[Source data]

··········

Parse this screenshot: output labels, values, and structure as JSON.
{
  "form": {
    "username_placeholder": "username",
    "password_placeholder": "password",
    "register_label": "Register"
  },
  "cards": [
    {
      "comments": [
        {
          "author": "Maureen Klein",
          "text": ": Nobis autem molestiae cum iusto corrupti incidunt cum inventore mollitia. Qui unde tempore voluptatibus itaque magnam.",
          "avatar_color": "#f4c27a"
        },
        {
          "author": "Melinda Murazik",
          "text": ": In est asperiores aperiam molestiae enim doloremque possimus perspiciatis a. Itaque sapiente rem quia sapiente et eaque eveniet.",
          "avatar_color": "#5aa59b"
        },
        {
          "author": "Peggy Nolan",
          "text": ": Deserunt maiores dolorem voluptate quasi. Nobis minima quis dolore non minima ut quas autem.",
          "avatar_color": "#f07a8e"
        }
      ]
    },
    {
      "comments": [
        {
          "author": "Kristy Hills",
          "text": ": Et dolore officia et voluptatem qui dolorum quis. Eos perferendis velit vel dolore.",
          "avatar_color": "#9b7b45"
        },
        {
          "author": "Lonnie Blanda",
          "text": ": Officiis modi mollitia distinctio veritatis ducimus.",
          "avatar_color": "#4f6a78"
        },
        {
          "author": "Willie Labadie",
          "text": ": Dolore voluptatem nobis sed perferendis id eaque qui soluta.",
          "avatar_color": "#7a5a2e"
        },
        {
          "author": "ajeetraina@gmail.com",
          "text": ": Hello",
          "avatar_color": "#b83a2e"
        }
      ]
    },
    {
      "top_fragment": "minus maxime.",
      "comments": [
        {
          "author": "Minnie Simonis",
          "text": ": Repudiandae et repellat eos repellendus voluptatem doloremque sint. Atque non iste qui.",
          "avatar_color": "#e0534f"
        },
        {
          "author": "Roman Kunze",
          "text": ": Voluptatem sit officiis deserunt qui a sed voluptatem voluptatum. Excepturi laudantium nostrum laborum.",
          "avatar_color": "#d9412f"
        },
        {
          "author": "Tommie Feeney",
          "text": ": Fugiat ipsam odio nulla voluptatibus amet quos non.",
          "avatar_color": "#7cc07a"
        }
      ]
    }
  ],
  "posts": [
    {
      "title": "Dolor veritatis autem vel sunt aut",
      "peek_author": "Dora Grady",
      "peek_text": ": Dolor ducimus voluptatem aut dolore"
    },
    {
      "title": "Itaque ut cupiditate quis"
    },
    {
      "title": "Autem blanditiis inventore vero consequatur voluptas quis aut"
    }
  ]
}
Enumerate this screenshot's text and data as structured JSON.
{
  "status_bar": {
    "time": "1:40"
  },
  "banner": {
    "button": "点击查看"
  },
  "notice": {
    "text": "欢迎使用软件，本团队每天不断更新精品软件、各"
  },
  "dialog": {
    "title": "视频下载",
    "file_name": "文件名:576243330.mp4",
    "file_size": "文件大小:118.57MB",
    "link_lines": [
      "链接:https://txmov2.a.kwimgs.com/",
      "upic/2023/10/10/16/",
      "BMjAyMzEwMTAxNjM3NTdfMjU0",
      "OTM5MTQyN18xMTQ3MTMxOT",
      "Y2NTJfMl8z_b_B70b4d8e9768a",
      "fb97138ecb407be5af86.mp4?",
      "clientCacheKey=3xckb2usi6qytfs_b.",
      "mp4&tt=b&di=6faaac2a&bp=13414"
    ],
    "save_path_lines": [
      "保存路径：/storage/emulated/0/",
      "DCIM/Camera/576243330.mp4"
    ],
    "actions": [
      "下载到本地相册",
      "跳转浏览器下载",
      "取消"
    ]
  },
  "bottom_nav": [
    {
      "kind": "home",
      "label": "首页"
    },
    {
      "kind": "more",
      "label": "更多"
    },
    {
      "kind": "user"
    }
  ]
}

··········

→ The problem
Write an exact transcription of every entry above.

→ Result of this task
Parse this screenshot: output labels, values, and structure as JSON.
{
  "form": {
    "username_placeholder": "username",
    "password_placeholder": "password",
    "register_label": "Register"
  },
  "cards": [
    {
      "comments": [
        {
          "author": "Maureen Klein",
          "text": ": Nobis autem molestiae cum iusto corrupti incidunt cum inventore mollitia. Qui unde tempore voluptatibus itaque magnam.",
          "avatar_color": "#f4c27a"
        },
        {
          "author": "Melinda Murazik",
          "text": ": In est asperiores aperiam molestiae enim doloremque possimus perspiciatis a. Itaque sapiente rem quia sapiente et eaque eveniet.",
          "avatar_color": "#5aa59b"
        },
        {
          "author": "Peggy Nolan",
          "text": ": Deserunt maiores dolorem voluptate quasi. Nobis minima quis dolore non minima ut quas autem.",
          "avatar_color": "#f07a8e"
        }
      ]
    },
    {
      "comments": [
        {
          "author": "Kristy Hills",
          "text": ": Et dolore officia et voluptatem qui dolorum quis. Eos perferendis velit vel dolore.",
          "avatar_color": "#9b7b45"
        },
        {
          "author": "Lonnie Blanda",
          "text": ": Officiis modi mollitia distinctio veritatis ducimus.",
          "avatar_color": "#4f6a78"
        },
        {
          "author": "Willie Labadie",
          "text": ": Dolore voluptatem nobis sed perferendis id eaque qui soluta.",
          "avatar_color": "#7a5a2e"
        },
        {
          "author": "ajeetraina@gmail.com",
          "text": ": Hello",
          "avatar_color": "#b83a2e"
        }
      ]
    },
    {
      "top_fragment": "minus maxime.",
      "comments": [
        {
          "author": "Minnie Simonis",
          "text": ": Repudiandae et repellat eos repellendus voluptatem doloremque sint. Atque non iste qui.",
          "avatar_color": "#e0534f"
        },
        {
          "author": "Roman Kunze",
          "text": ": Voluptatem sit officiis deserunt qui a sed voluptatem voluptatum. Excepturi laudantium nostrum laborum.",
          "avatar_color": "#d9412f"
        },
        {
          "author": "Tommie Feeney",
          "text": ": Fugiat ipsam odio nulla voluptatibus amet quos non.",
          "avatar_color": "#7cc07a"
        }
      ]
    }
  ],
  "posts": [
    {
      "title": "Dolor veritatis autem vel sunt aut",
      "peek_author": "Dora Grady",
      "peek_text": ": Dolor ducimus voluptatem aut dolore"
    },
    {
      "title": "Itaque ut cupiditate quis"
    },
    {
      "title": "Autem blanditiis inventore vero consequatur voluptas quis aut"
    }
  ]
}
Enumerate this screenshot's text and data as structured JSON.
{
  "status_bar": {
    "time": "1:40"
  },
  "banner": {
    "button": "点击查看"
  },
  "notice": {
    "text": "欢迎使用软件，本团队每天不断更新精品软件、各"
  },
  "dialog": {
    "title": "视频下载",
    "file_name": "文件名:576243330.mp4",
    "file_size": "文件大小:118.57MB",
    "link_lines": [
      "链接:https://txmov2.a.kwimgs.com/",
      "upic/2023/10/10/16/",
      "BMjAyMzEwMTAxNjM3NTdfMjU0",
      "OTM5MTQyN18xMTQ3MTMxOT",
      "Y2NTJfMl8z_b_B70b4d8e9768a",
      "fb97138ecb407be5af86.mp4?",
      "clientCacheKey=3xckb2usi6qytfs_b.",
      "mp4&tt=b&di=6faaac2a&bp=13414"
    ],
    "save_path_lines": [
      "保存路径：/storage/emulated/0/",
      "DCIM/Camera/576243330.mp4"
    ],
    "actions": [
      "下载到本地相册",
      "跳转浏览器下载",
      "取消"
    ]
  },
  "bottom_nav": [
    {
      "kind": "home",
      "label": "首页"
    },
    {
      "kind": "more",
      "label": "更多"
    },
    {
      "kind": "user"
    }
  ]
}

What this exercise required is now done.